>> begin

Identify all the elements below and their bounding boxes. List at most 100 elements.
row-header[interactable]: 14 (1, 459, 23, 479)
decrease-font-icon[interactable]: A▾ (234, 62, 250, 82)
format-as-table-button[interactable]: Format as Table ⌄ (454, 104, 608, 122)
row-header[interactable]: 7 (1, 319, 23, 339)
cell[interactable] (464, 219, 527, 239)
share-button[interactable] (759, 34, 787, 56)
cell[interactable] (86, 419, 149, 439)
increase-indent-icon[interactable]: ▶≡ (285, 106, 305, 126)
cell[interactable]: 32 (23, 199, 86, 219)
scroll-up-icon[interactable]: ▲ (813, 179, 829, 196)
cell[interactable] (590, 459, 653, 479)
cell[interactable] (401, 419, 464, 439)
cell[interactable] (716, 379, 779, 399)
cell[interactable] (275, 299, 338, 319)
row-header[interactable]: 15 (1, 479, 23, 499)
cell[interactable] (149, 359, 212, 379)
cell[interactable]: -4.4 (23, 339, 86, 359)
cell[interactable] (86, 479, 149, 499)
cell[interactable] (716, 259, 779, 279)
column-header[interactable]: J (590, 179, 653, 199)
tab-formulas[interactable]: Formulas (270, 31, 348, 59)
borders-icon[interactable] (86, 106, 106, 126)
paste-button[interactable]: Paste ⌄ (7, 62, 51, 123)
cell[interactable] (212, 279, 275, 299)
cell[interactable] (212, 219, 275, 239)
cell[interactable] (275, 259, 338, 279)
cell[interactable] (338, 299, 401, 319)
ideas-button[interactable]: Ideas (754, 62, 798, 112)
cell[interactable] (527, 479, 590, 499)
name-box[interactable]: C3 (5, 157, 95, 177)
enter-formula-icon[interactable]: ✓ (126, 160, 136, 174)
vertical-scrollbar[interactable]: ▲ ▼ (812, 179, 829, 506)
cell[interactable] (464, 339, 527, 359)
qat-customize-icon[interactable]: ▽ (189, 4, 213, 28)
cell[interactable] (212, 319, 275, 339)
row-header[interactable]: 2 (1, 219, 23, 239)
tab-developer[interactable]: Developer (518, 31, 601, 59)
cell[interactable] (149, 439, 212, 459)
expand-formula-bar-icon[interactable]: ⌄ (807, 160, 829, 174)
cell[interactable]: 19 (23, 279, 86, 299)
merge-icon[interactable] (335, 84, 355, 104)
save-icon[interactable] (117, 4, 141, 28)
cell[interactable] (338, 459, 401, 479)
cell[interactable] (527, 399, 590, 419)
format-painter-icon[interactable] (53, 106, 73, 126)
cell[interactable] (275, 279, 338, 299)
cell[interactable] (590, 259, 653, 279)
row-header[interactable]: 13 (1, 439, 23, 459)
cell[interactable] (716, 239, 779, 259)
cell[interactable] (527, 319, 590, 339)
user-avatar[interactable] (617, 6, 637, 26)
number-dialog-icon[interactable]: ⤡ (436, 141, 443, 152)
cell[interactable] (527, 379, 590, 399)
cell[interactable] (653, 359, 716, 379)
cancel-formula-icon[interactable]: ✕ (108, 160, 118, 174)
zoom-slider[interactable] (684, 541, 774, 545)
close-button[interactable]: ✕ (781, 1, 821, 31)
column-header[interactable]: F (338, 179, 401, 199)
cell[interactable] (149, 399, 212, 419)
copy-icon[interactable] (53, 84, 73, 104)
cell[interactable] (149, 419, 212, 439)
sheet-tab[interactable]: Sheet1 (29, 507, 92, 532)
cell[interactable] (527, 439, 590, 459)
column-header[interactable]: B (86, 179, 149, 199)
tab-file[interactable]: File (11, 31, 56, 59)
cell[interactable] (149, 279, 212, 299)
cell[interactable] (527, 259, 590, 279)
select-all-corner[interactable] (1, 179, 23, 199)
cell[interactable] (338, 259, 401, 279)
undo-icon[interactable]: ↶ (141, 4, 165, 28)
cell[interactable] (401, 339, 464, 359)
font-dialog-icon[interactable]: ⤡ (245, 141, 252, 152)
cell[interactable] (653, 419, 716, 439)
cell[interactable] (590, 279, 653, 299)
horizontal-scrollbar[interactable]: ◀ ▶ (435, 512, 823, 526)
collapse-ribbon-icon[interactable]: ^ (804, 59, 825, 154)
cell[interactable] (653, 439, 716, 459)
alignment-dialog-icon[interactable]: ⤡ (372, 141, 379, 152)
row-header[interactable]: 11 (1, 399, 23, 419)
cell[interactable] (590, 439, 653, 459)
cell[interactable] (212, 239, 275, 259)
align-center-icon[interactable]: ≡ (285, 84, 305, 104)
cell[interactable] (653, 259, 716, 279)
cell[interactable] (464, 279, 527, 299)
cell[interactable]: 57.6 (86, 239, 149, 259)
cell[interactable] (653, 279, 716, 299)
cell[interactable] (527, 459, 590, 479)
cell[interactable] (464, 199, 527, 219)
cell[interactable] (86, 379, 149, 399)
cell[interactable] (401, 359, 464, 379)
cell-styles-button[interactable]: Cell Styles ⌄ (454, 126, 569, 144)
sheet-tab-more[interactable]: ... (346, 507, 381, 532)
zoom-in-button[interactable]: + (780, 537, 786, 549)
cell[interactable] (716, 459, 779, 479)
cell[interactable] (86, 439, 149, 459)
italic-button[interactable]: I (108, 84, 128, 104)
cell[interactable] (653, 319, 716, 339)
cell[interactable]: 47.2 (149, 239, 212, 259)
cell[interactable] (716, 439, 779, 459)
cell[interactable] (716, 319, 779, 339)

>> end

* _DESCRIPTION OF THE TASK_
Could you write out everything from the start of the listing down to the line containing "cell[interactable] (86, 419, 149, 439)", with "row-header" replaced by "row-label" and all else unchanged? Give only those lines.

* _RESPONSE_
Identify all the elements below and their bounding boxes. List at most 100 elements.
row-label[interactable]: 14 (1, 459, 23, 479)
decrease-font-icon[interactable]: A▾ (234, 62, 250, 82)
format-as-table-button[interactable]: Format as Table ⌄ (454, 104, 608, 122)
row-label[interactable]: 7 (1, 319, 23, 339)
cell[interactable] (464, 219, 527, 239)
share-button[interactable] (759, 34, 787, 56)
cell[interactable] (86, 419, 149, 439)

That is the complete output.